Filter these entries so that only lines with the word "godz" remain.

▸ Collection entries
start
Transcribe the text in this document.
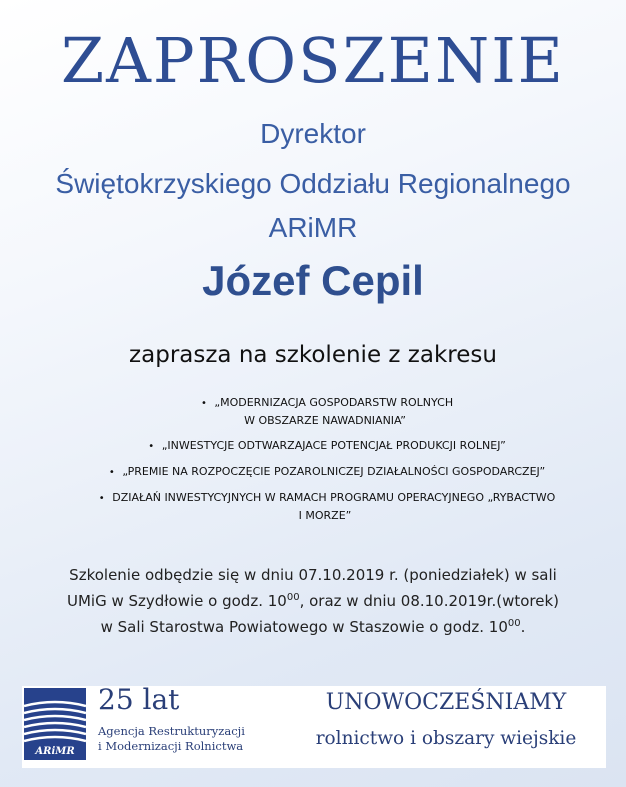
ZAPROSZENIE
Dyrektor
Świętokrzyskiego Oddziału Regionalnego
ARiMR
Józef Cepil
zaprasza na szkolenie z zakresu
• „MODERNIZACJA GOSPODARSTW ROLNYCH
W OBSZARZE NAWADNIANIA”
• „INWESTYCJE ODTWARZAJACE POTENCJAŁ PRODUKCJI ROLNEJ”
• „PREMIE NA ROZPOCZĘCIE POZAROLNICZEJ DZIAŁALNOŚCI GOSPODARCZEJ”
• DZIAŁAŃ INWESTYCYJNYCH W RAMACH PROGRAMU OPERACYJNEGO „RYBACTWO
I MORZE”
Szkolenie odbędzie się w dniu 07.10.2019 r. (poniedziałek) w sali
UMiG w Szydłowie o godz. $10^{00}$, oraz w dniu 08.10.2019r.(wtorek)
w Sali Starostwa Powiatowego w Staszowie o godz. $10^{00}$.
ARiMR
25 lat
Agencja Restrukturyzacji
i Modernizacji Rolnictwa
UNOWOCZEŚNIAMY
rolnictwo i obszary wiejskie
end
start
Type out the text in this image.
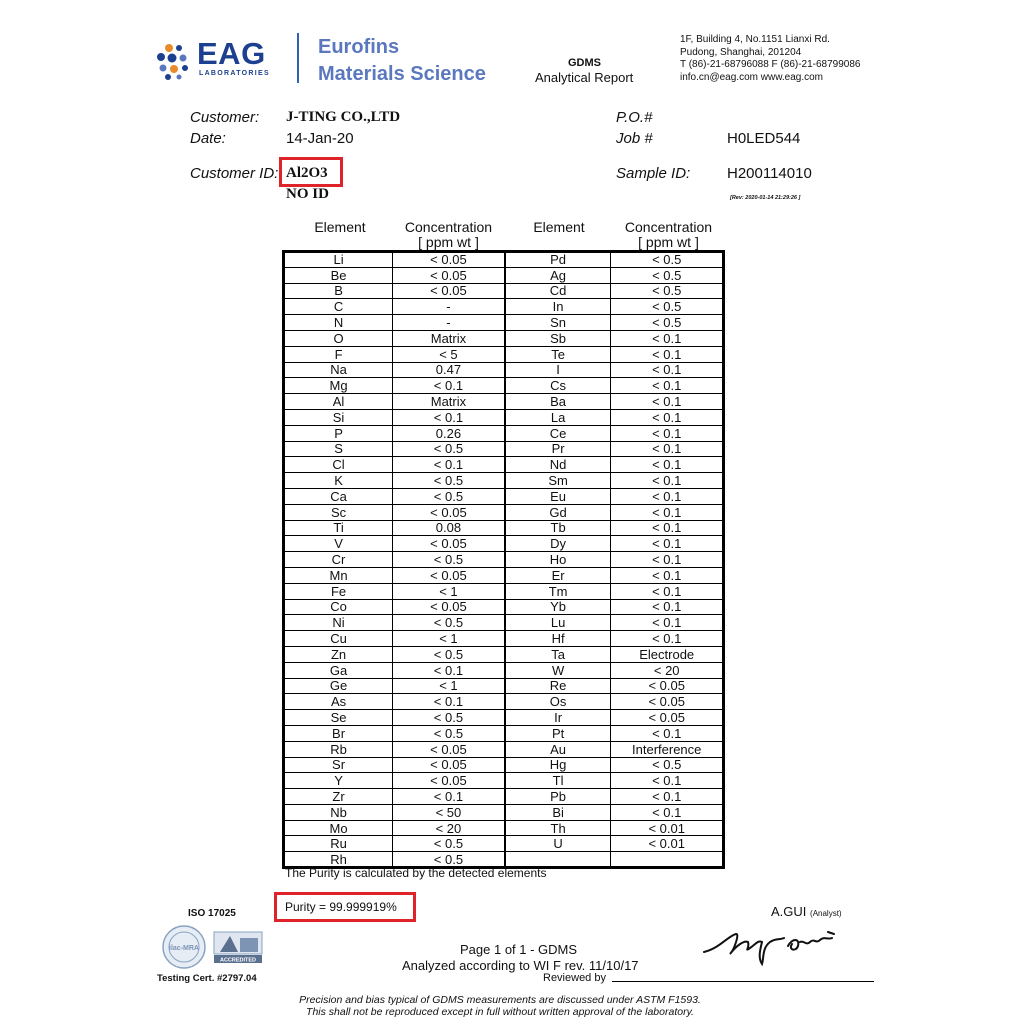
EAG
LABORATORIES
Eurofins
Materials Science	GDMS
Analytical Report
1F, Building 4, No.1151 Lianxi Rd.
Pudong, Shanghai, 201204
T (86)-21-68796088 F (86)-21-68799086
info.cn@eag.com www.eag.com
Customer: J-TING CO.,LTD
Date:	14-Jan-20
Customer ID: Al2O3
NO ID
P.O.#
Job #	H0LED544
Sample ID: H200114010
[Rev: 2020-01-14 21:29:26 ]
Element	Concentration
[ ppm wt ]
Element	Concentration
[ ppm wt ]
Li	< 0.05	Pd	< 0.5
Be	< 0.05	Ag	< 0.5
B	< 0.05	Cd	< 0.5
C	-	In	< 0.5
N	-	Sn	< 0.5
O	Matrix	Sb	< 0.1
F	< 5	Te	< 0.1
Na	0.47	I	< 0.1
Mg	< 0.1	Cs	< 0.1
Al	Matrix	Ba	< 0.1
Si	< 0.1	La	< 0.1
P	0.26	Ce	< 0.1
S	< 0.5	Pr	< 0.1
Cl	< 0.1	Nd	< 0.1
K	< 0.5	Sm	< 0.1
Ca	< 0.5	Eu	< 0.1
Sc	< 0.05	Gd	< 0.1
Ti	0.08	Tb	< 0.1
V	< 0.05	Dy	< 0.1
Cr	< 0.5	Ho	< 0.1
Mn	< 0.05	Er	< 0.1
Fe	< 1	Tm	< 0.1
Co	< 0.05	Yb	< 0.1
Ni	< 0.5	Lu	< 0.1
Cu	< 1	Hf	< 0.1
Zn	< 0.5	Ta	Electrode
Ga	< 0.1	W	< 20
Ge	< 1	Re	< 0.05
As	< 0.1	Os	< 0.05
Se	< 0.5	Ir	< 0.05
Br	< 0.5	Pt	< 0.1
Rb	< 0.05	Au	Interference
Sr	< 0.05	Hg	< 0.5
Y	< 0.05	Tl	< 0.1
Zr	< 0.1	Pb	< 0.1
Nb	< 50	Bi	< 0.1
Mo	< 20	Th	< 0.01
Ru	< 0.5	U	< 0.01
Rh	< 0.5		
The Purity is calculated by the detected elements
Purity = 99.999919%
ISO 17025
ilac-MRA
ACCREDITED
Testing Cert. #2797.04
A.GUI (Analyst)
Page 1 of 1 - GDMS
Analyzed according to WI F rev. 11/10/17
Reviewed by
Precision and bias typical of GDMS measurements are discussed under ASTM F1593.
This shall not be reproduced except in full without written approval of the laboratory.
end
▸ Output for this task
UMiG w Szydłowie o godz. $10^{00}$, oraz w dniu 08.10.2019r.(wtorek)
w Sali Starostwa Powiatowego w Staszowie o godz. $10^{00}$.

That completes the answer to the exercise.